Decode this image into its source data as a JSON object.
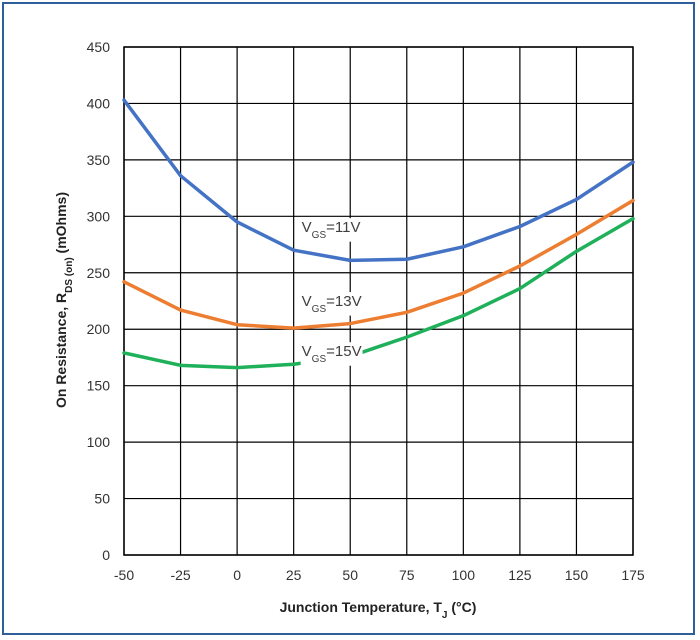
{
  "chart_data": {
    "type": "line",
    "title": "",
    "xlabel": "Junction Temperature, T",
    "xlabel_sub": "J",
    "xlabel_unit": " (°C)",
    "ylabel": "On Resistance, R",
    "ylabel_sub": "DS (on)",
    "ylabel_unit": " (mOhms)",
    "x": [
      -50,
      -25,
      0,
      25,
      50,
      75,
      100,
      125,
      150,
      175
    ],
    "xlim": [
      -50,
      175
    ],
    "ylim": [
      0,
      450
    ],
    "x_ticks": [
      "-50",
      "-25",
      "0",
      "25",
      "50",
      "75",
      "100",
      "125",
      "150",
      "175"
    ],
    "y_ticks": [
      "0",
      "50",
      "100",
      "150",
      "200",
      "250",
      "300",
      "350",
      "400",
      "450"
    ],
    "grid": true,
    "series": [
      {
        "name": "11V",
        "label_prefix": "V",
        "label_sub": "GS",
        "label_suffix": "=11V",
        "color": "#4472c4",
        "values": [
          403,
          336,
          295,
          270,
          261,
          262,
          273,
          291,
          315,
          348
        ]
      },
      {
        "name": "13V",
        "label_prefix": "V",
        "label_sub": "GS",
        "label_suffix": "=13V",
        "color": "#ed7d31",
        "values": [
          242,
          217,
          204,
          201,
          205,
          215,
          232,
          256,
          284,
          314
        ]
      },
      {
        "name": "15V",
        "label_prefix": "V",
        "label_sub": "GS",
        "label_suffix": "=15V",
        "color": "#1fb05a",
        "values": [
          179,
          168,
          166,
          169,
          176,
          193,
          212,
          236,
          269,
          298
        ]
      }
    ]
  }
}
====================
Given problem
Copy out each record shown above without alteration, skipping any picture.

The answer
Decode this image into its source data as a JSON object.
{
  "chart_data": {
    "type": "line",
    "title": "",
    "xlabel": "Junction Temperature, T",
    "xlabel_sub": "J",
    "xlabel_unit": " (°C)",
    "ylabel": "On Resistance, R",
    "ylabel_sub": "DS (on)",
    "ylabel_unit": " (mOhms)",
    "x": [
      -50,
      -25,
      0,
      25,
      50,
      75,
      100,
      125,
      150,
      175
    ],
    "xlim": [
      -50,
      175
    ],
    "ylim": [
      0,
      450
    ],
    "x_ticks": [
      "-50",
      "-25",
      "0",
      "25",
      "50",
      "75",
      "100",
      "125",
      "150",
      "175"
    ],
    "y_ticks": [
      "0",
      "50",
      "100",
      "150",
      "200",
      "250",
      "300",
      "350",
      "400",
      "450"
    ],
    "grid": true,
    "series": [
      {
        "name": "11V",
        "label_prefix": "V",
        "label_sub": "GS",
        "label_suffix": "=11V",
        "color": "#4472c4",
        "values": [
          403,
          336,
          295,
          270,
          261,
          262,
          273,
          291,
          315,
          348
        ]
      },
      {
        "name": "13V",
        "label_prefix": "V",
        "label_sub": "GS",
        "label_suffix": "=13V",
        "color": "#ed7d31",
        "values": [
          242,
          217,
          204,
          201,
          205,
          215,
          232,
          256,
          284,
          314
        ]
      },
      {
        "name": "15V",
        "label_prefix": "V",
        "label_sub": "GS",
        "label_suffix": "=15V",
        "color": "#1fb05a",
        "values": [
          179,
          168,
          166,
          169,
          176,
          193,
          212,
          236,
          269,
          298
        ]
      }
    ]
  }
}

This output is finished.